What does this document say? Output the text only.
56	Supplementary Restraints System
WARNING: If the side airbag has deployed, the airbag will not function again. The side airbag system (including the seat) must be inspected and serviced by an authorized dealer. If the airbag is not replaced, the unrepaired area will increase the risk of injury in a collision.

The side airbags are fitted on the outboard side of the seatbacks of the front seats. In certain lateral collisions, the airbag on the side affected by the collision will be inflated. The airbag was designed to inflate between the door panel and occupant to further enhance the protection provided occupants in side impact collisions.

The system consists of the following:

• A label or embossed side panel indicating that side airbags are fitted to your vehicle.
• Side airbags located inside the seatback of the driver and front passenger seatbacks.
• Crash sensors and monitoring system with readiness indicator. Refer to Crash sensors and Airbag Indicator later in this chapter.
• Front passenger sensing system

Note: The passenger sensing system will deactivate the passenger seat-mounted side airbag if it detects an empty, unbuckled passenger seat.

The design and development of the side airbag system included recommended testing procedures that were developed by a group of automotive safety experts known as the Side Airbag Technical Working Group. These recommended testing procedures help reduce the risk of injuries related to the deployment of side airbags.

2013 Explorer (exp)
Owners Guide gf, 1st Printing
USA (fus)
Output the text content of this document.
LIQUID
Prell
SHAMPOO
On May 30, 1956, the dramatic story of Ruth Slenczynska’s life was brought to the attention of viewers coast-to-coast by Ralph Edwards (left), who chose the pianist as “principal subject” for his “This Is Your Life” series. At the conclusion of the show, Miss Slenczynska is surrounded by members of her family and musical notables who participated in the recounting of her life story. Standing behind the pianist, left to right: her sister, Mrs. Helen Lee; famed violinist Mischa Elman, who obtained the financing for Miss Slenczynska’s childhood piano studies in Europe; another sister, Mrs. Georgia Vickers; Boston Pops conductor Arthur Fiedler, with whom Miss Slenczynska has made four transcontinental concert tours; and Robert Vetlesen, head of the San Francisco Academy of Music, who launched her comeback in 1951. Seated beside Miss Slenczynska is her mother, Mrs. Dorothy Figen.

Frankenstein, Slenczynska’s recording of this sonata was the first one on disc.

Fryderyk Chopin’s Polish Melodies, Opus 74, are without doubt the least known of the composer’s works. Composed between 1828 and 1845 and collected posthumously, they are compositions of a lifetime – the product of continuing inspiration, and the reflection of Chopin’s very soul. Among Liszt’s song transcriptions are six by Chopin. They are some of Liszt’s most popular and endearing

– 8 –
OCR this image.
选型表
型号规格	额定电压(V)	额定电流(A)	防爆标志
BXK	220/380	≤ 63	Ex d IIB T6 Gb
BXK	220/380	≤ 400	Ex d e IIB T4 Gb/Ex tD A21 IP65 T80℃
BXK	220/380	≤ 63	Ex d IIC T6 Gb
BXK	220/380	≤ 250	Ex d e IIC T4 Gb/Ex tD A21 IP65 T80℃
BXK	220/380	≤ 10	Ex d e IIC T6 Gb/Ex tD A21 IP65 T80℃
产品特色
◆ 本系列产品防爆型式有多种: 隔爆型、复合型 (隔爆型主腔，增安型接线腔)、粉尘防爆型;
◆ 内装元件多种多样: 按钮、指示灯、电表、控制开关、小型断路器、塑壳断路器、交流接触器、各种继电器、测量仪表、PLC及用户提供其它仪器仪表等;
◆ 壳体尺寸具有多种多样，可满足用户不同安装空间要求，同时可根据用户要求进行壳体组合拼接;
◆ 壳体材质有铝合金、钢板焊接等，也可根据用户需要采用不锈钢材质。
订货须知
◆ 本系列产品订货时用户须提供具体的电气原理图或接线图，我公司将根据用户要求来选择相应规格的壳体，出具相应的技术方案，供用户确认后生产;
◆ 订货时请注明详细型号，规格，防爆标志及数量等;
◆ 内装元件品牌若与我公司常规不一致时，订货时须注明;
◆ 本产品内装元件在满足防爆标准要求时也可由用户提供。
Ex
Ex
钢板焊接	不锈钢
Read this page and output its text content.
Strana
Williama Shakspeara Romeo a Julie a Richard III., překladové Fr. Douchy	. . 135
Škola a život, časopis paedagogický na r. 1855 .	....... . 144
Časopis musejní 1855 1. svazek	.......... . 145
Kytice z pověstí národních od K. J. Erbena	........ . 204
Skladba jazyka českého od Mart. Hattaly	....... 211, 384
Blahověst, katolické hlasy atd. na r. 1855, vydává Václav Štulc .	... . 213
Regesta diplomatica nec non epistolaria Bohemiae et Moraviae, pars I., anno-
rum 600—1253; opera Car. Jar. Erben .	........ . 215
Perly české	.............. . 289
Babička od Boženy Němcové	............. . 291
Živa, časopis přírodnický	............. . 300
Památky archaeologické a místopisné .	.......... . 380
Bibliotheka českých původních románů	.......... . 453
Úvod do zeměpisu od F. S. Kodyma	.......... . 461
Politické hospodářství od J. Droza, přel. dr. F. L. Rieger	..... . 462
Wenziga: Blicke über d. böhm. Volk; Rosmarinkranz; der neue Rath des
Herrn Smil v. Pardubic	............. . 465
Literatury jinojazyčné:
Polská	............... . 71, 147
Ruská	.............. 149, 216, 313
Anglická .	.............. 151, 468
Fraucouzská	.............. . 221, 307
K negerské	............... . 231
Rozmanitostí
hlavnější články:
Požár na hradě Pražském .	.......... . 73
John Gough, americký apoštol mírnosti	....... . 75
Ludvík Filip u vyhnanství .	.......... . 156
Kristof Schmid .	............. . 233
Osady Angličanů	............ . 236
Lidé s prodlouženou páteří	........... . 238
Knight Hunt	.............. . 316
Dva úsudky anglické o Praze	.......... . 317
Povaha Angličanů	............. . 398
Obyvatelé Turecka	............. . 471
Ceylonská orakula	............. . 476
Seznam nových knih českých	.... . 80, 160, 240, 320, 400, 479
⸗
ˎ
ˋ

=======

**SHORT PROBLEM**
Print the material verbatim, all of it.

**RESULT OF THE EXERCISE**
What does this document say? Output the text only.
56	Supplementary Restraints System
WARNING: If the side airbag has deployed, the airbag will not function again. The side airbag system (including the seat) must be inspected and serviced by an authorized dealer. If the airbag is not replaced, the unrepaired area will increase the risk of injury in a collision.

The side airbags are fitted on the outboard side of the seatbacks of the front seats. In certain lateral collisions, the airbag on the side affected by the collision will be inflated. The airbag was designed to inflate between the door panel and occupant to further enhance the protection provided occupants in side impact collisions.

The system consists of the following:

• A label or embossed side panel indicating that side airbags are fitted to your vehicle.
• Side airbags located inside the seatback of the driver and front passenger seatbacks.
• Crash sensors and monitoring system with readiness indicator. Refer to Crash sensors and Airbag Indicator later in this chapter.
• Front passenger sensing system

Note: The passenger sensing system will deactivate the passenger seat-mounted side airbag if it detects an empty, unbuckled passenger seat.

The design and development of the side airbag system included recommended testing procedures that were developed by a group of automotive safety experts known as the Side Airbag Technical Working Group. These recommended testing procedures help reduce the risk of injuries related to the deployment of side airbags.

2013 Explorer (exp)
Owners Guide gf, 1st Printing
USA (fus)
Output the text content of this document.
LIQUID
Prell
SHAMPOO
On May 30, 1956, the dramatic story of Ruth Slenczynska’s life was brought to the attention of viewers coast-to-coast by Ralph Edwards (left), who chose the pianist as “principal subject” for his “This Is Your Life” series. At the conclusion of the show, Miss Slenczynska is surrounded by members of her family and musical notables who participated in the recounting of her life story. Standing behind the pianist, left to right: her sister, Mrs. Helen Lee; famed violinist Mischa Elman, who obtained the financing for Miss Slenczynska’s childhood piano studies in Europe; another sister, Mrs. Georgia Vickers; Boston Pops conductor Arthur Fiedler, with whom Miss Slenczynska has made four transcontinental concert tours; and Robert Vetlesen, head of the San Francisco Academy of Music, who launched her comeback in 1951. Seated beside Miss Slenczynska is her mother, Mrs. Dorothy Figen.

Frankenstein, Slenczynska’s recording of this sonata was the first one on disc.

Fryderyk Chopin’s Polish Melodies, Opus 74, are without doubt the least known of the composer’s works. Composed between 1828 and 1845 and collected posthumously, they are compositions of a lifetime – the product of continuing inspiration, and the reflection of Chopin’s very soul. Among Liszt’s song transcriptions are six by Chopin. They are some of Liszt’s most popular and endearing

– 8 –
OCR this image.
选型表
型号规格	额定电压(V)	额定电流(A)	防爆标志
BXK	220/380	≤ 63	Ex d IIB T6 Gb
BXK	220/380	≤ 400	Ex d e IIB T4 Gb/Ex tD A21 IP65 T80℃
BXK	220/380	≤ 63	Ex d IIC T6 Gb
BXK	220/380	≤ 250	Ex d e IIC T4 Gb/Ex tD A21 IP65 T80℃
BXK	220/380	≤ 10	Ex d e IIC T6 Gb/Ex tD A21 IP65 T80℃
产品特色
◆ 本系列产品防爆型式有多种: 隔爆型、复合型 (隔爆型主腔，增安型接线腔)、粉尘防爆型;
◆ 内装元件多种多样: 按钮、指示灯、电表、控制开关、小型断路器、塑壳断路器、交流接触器、各种继电器、测量仪表、PLC及用户提供其它仪器仪表等;
◆ 壳体尺寸具有多种多样，可满足用户不同安装空间要求，同时可根据用户要求进行壳体组合拼接;
◆ 壳体材质有铝合金、钢板焊接等，也可根据用户需要采用不锈钢材质。
订货须知
◆ 本系列产品订货时用户须提供具体的电气原理图或接线图，我公司将根据用户要求来选择相应规格的壳体，出具相应的技术方案，供用户确认后生产;
◆ 订货时请注明详细型号，规格，防爆标志及数量等;
◆ 内装元件品牌若与我公司常规不一致时，订货时须注明;
◆ 本产品内装元件在满足防爆标准要求时也可由用户提供。
Ex
Ex
钢板焊接	不锈钢
Read this page and output its text content.
Strana
Williama Shakspeara Romeo a Julie a Richard III., překladové Fr. Douchy	. . 135
Škola a život, časopis paedagogický na r. 1855 .	....... . 144
Časopis musejní 1855 1. svazek	.......... . 145
Kytice z pověstí národních od K. J. Erbena	........ . 204
Skladba jazyka českého od Mart. Hattaly	....... 211, 384
Blahověst, katolické hlasy atd. na r. 1855, vydává Václav Štulc .	... . 213
Regesta diplomatica nec non epistolaria Bohemiae et Moraviae, pars I., anno-
rum 600—1253; opera Car. Jar. Erben .	........ . 215
Perly české	.............. . 289
Babička od Boženy Němcové	............. . 291
Živa, časopis přírodnický	............. . 300
Památky archaeologické a místopisné .	.......... . 380
Bibliotheka českých původních románů	.......... . 453
Úvod do zeměpisu od F. S. Kodyma	.......... . 461
Politické hospodářství od J. Droza, přel. dr. F. L. Rieger	..... . 462
Wenziga: Blicke über d. böhm. Volk; Rosmarinkranz; der neue Rath des
Herrn Smil v. Pardubic	............. . 465
Literatury jinojazyčné:
Polská	............... . 71, 147
Ruská	.............. 149, 216, 313
Anglická .	.............. 151, 468
Fraucouzská	.............. . 221, 307
K negerské	............... . 231
Rozmanitostí
hlavnější články:
Požár na hradě Pražském .	.......... . 73
John Gough, americký apoštol mírnosti	....... . 75
Ludvík Filip u vyhnanství .	.......... . 156
Kristof Schmid .	............. . 233
Osady Angličanů	............ . 236
Lidé s prodlouženou páteří	........... . 238
Knight Hunt	.............. . 316
Dva úsudky anglické o Praze	.......... . 317
Povaha Angličanů	............. . 398
Obyvatelé Turecka	............. . 471
Ceylonská orakula	............. . 476
Seznam nových knih českých	.... . 80, 160, 240, 320, 400, 479
⸗
ˎ
ˋ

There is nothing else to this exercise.